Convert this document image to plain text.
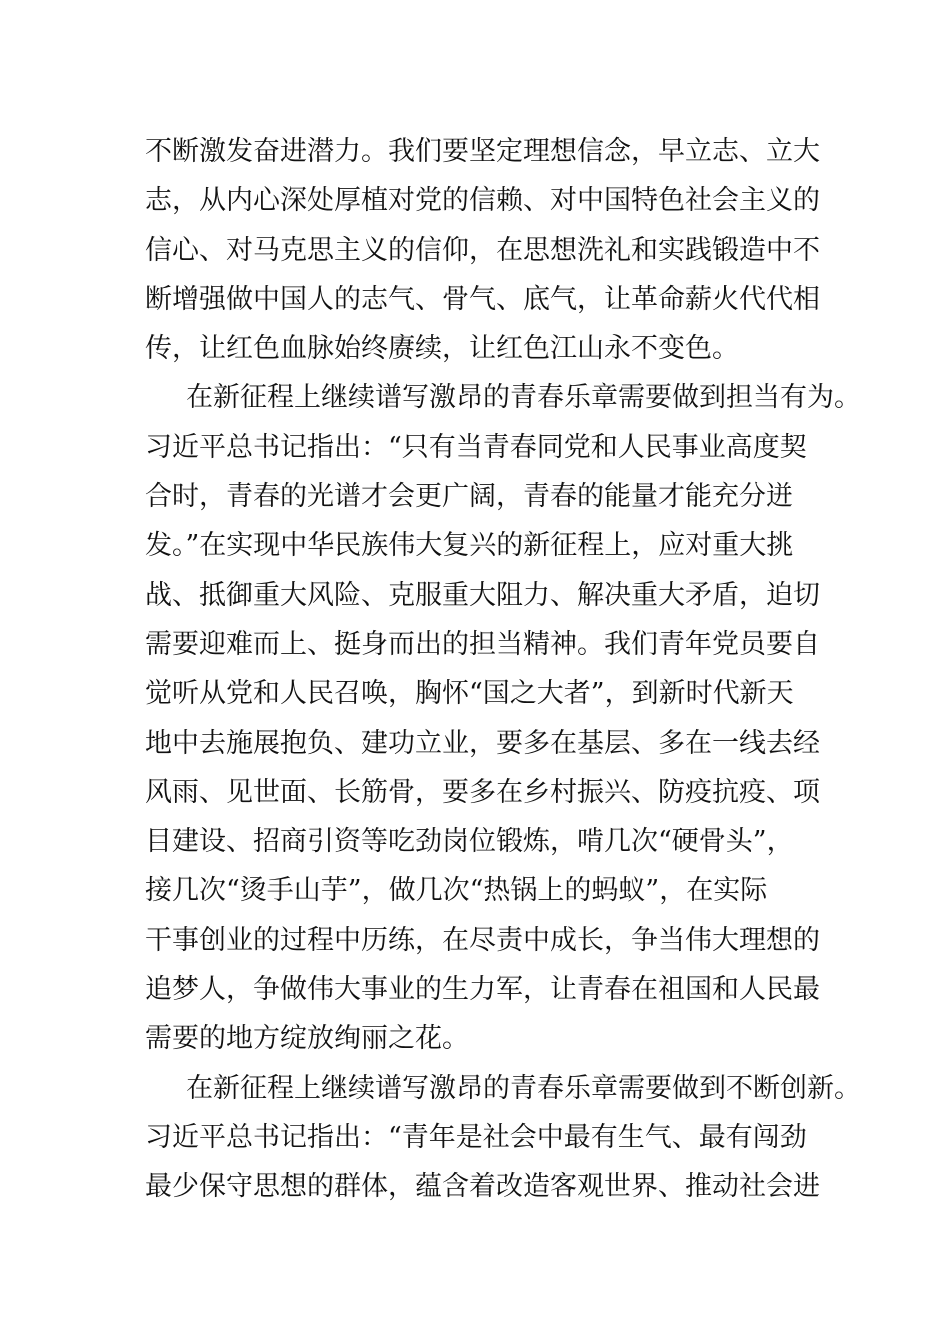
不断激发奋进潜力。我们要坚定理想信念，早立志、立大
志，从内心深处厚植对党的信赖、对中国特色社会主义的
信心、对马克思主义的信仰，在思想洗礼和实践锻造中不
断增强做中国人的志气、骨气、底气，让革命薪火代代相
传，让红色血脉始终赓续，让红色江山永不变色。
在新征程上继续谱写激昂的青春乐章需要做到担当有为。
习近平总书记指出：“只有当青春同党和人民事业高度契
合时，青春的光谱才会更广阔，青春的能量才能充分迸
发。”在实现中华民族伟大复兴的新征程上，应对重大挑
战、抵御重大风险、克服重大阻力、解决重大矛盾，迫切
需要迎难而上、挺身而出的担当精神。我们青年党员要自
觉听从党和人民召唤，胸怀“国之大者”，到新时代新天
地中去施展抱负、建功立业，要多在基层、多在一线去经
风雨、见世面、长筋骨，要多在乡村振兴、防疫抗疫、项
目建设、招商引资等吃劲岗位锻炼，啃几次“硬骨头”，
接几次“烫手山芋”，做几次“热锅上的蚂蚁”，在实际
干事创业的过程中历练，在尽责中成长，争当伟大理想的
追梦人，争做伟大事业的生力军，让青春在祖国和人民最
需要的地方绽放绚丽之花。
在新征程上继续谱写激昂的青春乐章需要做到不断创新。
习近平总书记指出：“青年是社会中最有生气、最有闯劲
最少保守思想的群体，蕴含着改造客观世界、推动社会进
____________________
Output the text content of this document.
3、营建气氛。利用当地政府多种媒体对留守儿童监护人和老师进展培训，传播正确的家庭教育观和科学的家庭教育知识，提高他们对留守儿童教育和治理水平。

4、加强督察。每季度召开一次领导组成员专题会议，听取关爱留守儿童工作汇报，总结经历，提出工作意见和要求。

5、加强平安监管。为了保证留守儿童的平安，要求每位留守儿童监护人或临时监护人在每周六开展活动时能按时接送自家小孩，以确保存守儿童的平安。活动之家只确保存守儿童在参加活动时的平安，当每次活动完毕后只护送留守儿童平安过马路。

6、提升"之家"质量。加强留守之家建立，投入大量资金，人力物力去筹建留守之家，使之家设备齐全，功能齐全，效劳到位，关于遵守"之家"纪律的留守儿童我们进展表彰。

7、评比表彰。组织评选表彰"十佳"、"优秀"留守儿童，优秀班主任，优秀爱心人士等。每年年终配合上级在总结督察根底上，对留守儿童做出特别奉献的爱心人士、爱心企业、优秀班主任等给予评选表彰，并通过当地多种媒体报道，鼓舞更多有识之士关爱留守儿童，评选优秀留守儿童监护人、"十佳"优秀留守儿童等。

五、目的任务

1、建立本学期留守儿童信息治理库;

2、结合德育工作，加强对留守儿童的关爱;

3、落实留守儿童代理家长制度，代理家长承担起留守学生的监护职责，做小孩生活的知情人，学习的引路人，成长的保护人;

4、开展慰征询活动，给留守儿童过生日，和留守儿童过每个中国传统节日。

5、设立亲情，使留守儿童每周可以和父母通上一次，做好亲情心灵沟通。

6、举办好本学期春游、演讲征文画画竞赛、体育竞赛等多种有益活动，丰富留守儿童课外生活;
____________________
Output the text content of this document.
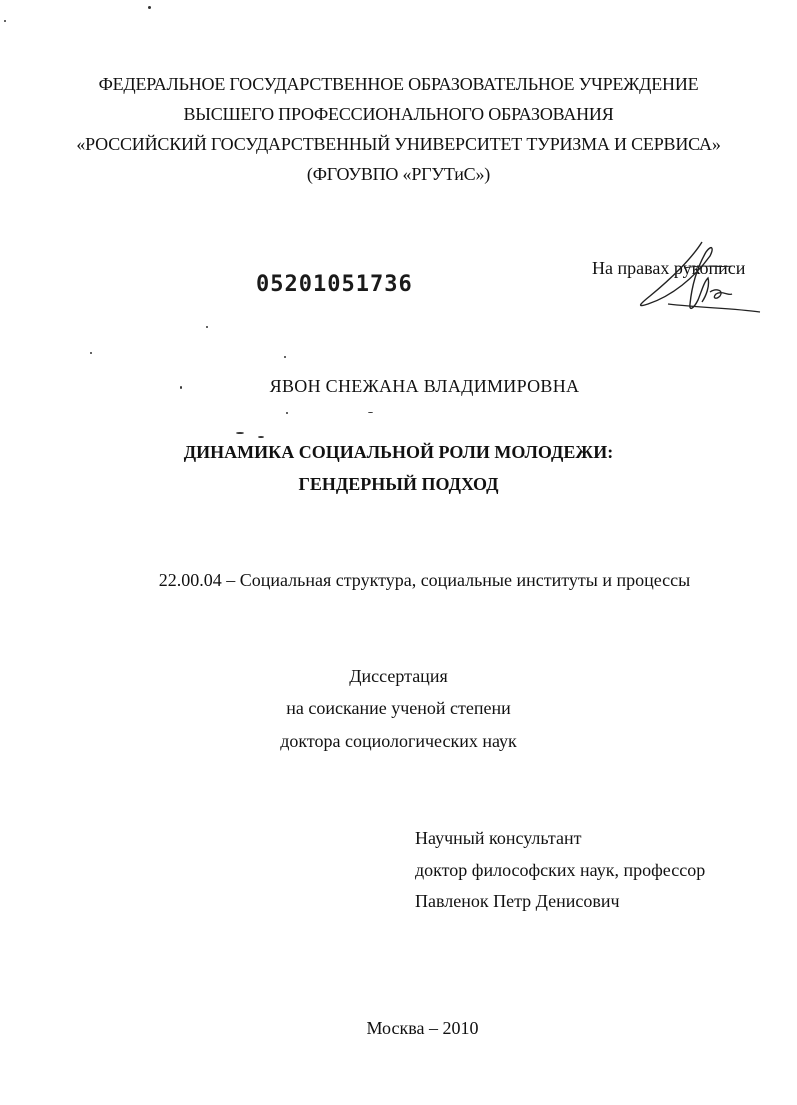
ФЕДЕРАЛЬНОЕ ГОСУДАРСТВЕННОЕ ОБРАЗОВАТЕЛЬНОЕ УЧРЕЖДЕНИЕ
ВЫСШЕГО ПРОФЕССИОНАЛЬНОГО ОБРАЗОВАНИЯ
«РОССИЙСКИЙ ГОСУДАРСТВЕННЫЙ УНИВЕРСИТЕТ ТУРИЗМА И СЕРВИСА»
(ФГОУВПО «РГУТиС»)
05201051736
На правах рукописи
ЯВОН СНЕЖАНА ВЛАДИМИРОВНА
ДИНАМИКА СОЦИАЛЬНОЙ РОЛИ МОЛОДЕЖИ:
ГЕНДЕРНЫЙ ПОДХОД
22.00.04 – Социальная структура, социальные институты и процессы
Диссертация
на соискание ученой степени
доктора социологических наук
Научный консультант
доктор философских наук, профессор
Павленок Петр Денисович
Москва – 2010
____________________
## Set task
Work out how many lines of the data above contain the string "习近平总书记指出" and give the number alone.

## Task solution
2